DO THIS: Retype the records below exactly as they appear.
···
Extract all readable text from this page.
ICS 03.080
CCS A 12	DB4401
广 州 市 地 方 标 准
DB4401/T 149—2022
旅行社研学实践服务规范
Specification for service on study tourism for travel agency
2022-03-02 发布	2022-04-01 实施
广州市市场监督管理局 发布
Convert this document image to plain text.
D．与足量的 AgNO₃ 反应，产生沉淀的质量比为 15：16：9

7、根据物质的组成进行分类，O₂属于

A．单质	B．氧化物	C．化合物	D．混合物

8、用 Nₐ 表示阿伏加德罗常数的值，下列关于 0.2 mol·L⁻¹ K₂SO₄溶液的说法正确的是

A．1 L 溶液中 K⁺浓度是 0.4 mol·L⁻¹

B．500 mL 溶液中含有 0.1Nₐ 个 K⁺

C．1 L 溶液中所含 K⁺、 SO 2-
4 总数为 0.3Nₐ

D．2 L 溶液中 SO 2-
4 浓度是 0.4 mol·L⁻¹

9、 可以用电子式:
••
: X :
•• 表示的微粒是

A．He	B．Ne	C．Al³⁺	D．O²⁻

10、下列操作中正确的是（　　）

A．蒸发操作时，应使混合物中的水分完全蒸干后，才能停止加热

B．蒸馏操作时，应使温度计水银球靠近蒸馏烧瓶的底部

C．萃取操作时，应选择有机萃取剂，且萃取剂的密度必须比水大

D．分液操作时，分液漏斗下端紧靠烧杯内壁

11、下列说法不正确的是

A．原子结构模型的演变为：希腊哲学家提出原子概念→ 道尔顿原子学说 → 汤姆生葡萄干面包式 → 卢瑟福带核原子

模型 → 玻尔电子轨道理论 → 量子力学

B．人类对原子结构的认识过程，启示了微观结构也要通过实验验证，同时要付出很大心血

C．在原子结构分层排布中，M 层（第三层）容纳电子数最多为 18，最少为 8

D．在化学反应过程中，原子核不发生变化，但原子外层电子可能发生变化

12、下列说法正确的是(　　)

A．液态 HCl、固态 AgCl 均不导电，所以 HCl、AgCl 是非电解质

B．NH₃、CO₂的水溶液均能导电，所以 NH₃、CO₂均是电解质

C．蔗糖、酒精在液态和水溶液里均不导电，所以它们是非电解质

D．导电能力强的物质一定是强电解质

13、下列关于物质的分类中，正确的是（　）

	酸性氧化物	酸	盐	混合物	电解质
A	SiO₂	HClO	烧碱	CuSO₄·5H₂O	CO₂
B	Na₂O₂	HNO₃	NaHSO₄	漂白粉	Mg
···
ANSWER TO THIS EXERCISE:
Extract all readable text from this page.
ICS 03.080
CCS A 12	DB4401
广 州 市 地 方 标 准
DB4401/T 149—2022
旅行社研学实践服务规范
Specification for service on study tourism for travel agency
2022-03-02 发布	2022-04-01 实施
广州市市场监督管理局 发布
Convert this document image to plain text.
D．与足量的 AgNO₃ 反应，产生沉淀的质量比为 15：16：9

7、根据物质的组成进行分类，O₂属于

A．单质	B．氧化物	C．化合物	D．混合物

8、用 Nₐ 表示阿伏加德罗常数的值，下列关于 0.2 mol·L⁻¹ K₂SO₄溶液的说法正确的是

A．1 L 溶液中 K⁺浓度是 0.4 mol·L⁻¹

B．500 mL 溶液中含有 0.1Nₐ 个 K⁺

C．1 L 溶液中所含 K⁺、 SO 2-
4 总数为 0.3Nₐ

D．2 L 溶液中 SO 2-
4 浓度是 0.4 mol·L⁻¹

9、 可以用电子式:
••
: X :
•• 表示的微粒是

A．He	B．Ne	C．Al³⁺	D．O²⁻

10、下列操作中正确的是（　　）

A．蒸发操作时，应使混合物中的水分完全蒸干后，才能停止加热

B．蒸馏操作时，应使温度计水银球靠近蒸馏烧瓶的底部

C．萃取操作时，应选择有机萃取剂，且萃取剂的密度必须比水大

D．分液操作时，分液漏斗下端紧靠烧杯内壁

11、下列说法不正确的是

A．原子结构模型的演变为：希腊哲学家提出原子概念→ 道尔顿原子学说 → 汤姆生葡萄干面包式 → 卢瑟福带核原子

模型 → 玻尔电子轨道理论 → 量子力学

B．人类对原子结构的认识过程，启示了微观结构也要通过实验验证，同时要付出很大心血

C．在原子结构分层排布中，M 层（第三层）容纳电子数最多为 18，最少为 8

D．在化学反应过程中，原子核不发生变化，但原子外层电子可能发生变化

12、下列说法正确的是(　　)

A．液态 HCl、固态 AgCl 均不导电，所以 HCl、AgCl 是非电解质

B．NH₃、CO₂的水溶液均能导电，所以 NH₃、CO₂均是电解质

C．蔗糖、酒精在液态和水溶液里均不导电，所以它们是非电解质

D．导电能力强的物质一定是强电解质

13、下列关于物质的分类中，正确的是（　）

	酸性氧化物	酸	盐	混合物	电解质
A	SiO₂	HClO	烧碱	CuSO₄·5H₂O	CO₂
B	Na₂O₂	HNO₃	NaHSO₄	漂白粉	Mg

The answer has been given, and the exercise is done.